* **Суть задачи**
Выведите все записи ниже строка за строкой, без каких-либо изменений.

* **Фрагмент данных**

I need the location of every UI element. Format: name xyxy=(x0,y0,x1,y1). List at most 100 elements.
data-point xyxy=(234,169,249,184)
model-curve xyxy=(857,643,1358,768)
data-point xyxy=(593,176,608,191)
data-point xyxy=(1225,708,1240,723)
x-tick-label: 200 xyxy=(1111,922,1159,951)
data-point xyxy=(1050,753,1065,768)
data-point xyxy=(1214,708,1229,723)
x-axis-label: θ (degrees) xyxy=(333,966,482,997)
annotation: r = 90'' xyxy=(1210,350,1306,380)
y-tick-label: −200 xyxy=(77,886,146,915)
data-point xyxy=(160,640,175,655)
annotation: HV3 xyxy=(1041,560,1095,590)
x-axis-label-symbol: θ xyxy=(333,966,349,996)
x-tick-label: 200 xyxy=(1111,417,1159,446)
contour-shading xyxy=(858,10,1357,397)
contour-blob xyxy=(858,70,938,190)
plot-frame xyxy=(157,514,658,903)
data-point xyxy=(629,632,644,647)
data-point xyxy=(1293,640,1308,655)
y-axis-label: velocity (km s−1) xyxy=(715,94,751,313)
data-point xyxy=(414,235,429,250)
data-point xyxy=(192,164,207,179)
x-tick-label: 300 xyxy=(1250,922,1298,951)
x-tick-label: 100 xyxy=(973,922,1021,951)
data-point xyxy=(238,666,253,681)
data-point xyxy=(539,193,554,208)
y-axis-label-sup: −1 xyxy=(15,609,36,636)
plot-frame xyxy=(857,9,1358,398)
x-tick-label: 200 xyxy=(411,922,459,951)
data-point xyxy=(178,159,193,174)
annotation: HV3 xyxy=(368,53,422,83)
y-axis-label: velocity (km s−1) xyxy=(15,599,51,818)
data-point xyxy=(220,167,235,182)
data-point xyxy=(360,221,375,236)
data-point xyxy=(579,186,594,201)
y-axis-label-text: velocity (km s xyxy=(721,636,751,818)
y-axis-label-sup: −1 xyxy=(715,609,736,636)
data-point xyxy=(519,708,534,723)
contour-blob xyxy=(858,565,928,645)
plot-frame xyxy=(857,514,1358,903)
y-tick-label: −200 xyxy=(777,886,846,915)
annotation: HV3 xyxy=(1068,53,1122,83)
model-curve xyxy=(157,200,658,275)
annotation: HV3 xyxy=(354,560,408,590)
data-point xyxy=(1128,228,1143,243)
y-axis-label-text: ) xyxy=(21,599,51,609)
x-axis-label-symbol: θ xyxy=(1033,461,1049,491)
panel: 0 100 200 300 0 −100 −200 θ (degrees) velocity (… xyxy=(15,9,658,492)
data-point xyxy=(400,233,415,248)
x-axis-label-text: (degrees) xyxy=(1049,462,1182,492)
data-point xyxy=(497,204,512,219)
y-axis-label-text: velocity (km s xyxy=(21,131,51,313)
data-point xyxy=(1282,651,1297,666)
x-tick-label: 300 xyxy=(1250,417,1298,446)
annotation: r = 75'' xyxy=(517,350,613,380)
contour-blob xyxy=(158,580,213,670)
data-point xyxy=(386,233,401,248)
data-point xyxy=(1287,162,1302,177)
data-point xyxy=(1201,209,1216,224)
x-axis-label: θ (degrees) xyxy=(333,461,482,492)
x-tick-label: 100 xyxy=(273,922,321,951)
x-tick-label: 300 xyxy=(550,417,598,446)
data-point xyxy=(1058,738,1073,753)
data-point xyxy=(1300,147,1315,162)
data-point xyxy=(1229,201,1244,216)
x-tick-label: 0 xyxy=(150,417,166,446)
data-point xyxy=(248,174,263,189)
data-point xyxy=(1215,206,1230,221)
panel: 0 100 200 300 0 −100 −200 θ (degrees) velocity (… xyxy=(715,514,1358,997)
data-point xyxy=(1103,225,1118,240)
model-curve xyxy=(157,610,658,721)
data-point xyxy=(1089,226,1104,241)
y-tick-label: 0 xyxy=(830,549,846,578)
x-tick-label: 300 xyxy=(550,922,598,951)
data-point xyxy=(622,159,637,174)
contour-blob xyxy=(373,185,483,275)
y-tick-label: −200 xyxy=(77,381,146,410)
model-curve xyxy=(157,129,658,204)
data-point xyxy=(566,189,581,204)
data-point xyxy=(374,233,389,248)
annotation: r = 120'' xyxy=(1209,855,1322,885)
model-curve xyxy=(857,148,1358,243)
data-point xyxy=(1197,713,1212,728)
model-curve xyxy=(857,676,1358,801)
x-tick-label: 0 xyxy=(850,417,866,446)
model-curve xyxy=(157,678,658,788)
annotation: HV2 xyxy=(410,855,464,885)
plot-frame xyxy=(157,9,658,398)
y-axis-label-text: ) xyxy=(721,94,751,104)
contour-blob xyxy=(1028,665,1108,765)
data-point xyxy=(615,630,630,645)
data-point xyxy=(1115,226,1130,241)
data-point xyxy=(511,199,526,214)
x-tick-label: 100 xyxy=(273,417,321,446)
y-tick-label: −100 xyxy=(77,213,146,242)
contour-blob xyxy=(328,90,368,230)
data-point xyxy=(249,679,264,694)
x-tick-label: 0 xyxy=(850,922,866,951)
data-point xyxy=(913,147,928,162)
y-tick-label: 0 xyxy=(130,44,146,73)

* **Результат задачи**
I need the location of every UI element. Format: name xyxy=(x0,y0,x1,y1). List at most 100 elements.
data-point xyxy=(234,169,249,184)
model-curve xyxy=(857,643,1358,768)
data-point xyxy=(593,176,608,191)
data-point xyxy=(1225,708,1240,723)
x-tick-label: 200 xyxy=(1111,922,1159,951)
data-point xyxy=(1050,753,1065,768)
data-point xyxy=(1214,708,1229,723)
x-axis-label: θ (degrees) xyxy=(333,966,482,997)
annotation: r = 90'' xyxy=(1210,350,1306,380)
y-tick-label: −200 xyxy=(77,886,146,915)
data-point xyxy=(160,640,175,655)
annotation: HV3 xyxy=(1041,560,1095,590)
x-axis-label-symbol: θ xyxy=(333,966,349,996)
x-tick-label: 200 xyxy=(1111,417,1159,446)
contour-shading xyxy=(858,10,1357,397)
contour-blob xyxy=(858,70,938,190)
plot-frame xyxy=(157,514,658,903)
data-point xyxy=(629,632,644,647)
data-point xyxy=(1293,640,1308,655)
y-axis-label: velocity (km s−1) xyxy=(715,94,751,313)
data-point xyxy=(414,235,429,250)
data-point xyxy=(192,164,207,179)
x-tick-label: 300 xyxy=(1250,922,1298,951)
x-tick-label: 100 xyxy=(973,922,1021,951)
data-point xyxy=(238,666,253,681)
data-point xyxy=(539,193,554,208)
y-axis-label-sup: −1 xyxy=(15,609,36,636)
plot-frame xyxy=(857,9,1358,398)
x-tick-label: 200 xyxy=(411,922,459,951)
data-point xyxy=(178,159,193,174)
annotation: HV3 xyxy=(368,53,422,83)
y-axis-label: velocity (km s−1) xyxy=(15,599,51,818)
data-point xyxy=(220,167,235,182)
data-point xyxy=(360,221,375,236)
data-point xyxy=(579,186,594,201)
y-axis-label-text: velocity (km s xyxy=(721,636,751,818)
y-axis-label-sup: −1 xyxy=(715,609,736,636)
data-point xyxy=(519,708,534,723)
contour-blob xyxy=(858,565,928,645)
plot-frame xyxy=(857,514,1358,903)
y-tick-label: −200 xyxy=(777,886,846,915)
annotation: HV3 xyxy=(1068,53,1122,83)
model-curve xyxy=(157,200,658,275)
annotation: HV3 xyxy=(354,560,408,590)
data-point xyxy=(1128,228,1143,243)
y-axis-label-text: ) xyxy=(21,599,51,609)
x-axis-label-symbol: θ xyxy=(1033,461,1049,491)
panel: 0 100 200 300 0 −100 −200 θ (degrees) velocity (… xyxy=(15,9,658,492)
data-point xyxy=(400,233,415,248)
x-axis-label-text: (degrees) xyxy=(1049,462,1182,492)
data-point xyxy=(497,204,512,219)
y-axis-label-text: velocity (km s xyxy=(21,131,51,313)
data-point xyxy=(1282,651,1297,666)
x-tick-label: 300 xyxy=(1250,417,1298,446)
annotation: r = 75'' xyxy=(517,350,613,380)
contour-blob xyxy=(158,580,213,670)
data-point xyxy=(386,233,401,248)
data-point xyxy=(1287,162,1302,177)
data-point xyxy=(1201,209,1216,224)
x-axis-label: θ (degrees) xyxy=(333,461,482,492)
x-tick-label: 100 xyxy=(273,922,321,951)
x-tick-label: 300 xyxy=(550,417,598,446)
data-point xyxy=(1058,738,1073,753)
data-point xyxy=(1300,147,1315,162)
data-point xyxy=(1229,201,1244,216)
x-tick-label: 0 xyxy=(150,417,166,446)
data-point xyxy=(248,174,263,189)
data-point xyxy=(1215,206,1230,221)
panel: 0 100 200 300 0 −100 −200 θ (degrees) velocity (… xyxy=(715,514,1358,997)
data-point xyxy=(1103,225,1118,240)
model-curve xyxy=(157,610,658,721)
data-point xyxy=(1089,226,1104,241)
y-tick-label: 0 xyxy=(830,549,846,578)
x-tick-label: 300 xyxy=(550,922,598,951)
data-point xyxy=(622,159,637,174)
contour-blob xyxy=(373,185,483,275)
y-tick-label: −200 xyxy=(77,381,146,410)
model-curve xyxy=(157,129,658,204)
data-point xyxy=(566,189,581,204)
data-point xyxy=(374,233,389,248)
annotation: r = 120'' xyxy=(1209,855,1322,885)
model-curve xyxy=(857,148,1358,243)
data-point xyxy=(1197,713,1212,728)
model-curve xyxy=(857,676,1358,801)
x-tick-label: 0 xyxy=(850,417,866,446)
model-curve xyxy=(157,678,658,788)
annotation: HV2 xyxy=(410,855,464,885)
plot-frame xyxy=(157,9,658,398)
y-axis-label-text: ) xyxy=(721,94,751,104)
contour-blob xyxy=(1028,665,1108,765)
data-point xyxy=(615,630,630,645)
data-point xyxy=(1115,226,1130,241)
data-point xyxy=(511,199,526,214)
x-tick-label: 100 xyxy=(273,417,321,446)
y-tick-label: −100 xyxy=(77,213,146,242)
contour-blob xyxy=(328,90,368,230)
data-point xyxy=(249,679,264,694)
x-tick-label: 0 xyxy=(850,922,866,951)
data-point xyxy=(913,147,928,162)
y-tick-label: 0 xyxy=(130,44,146,73)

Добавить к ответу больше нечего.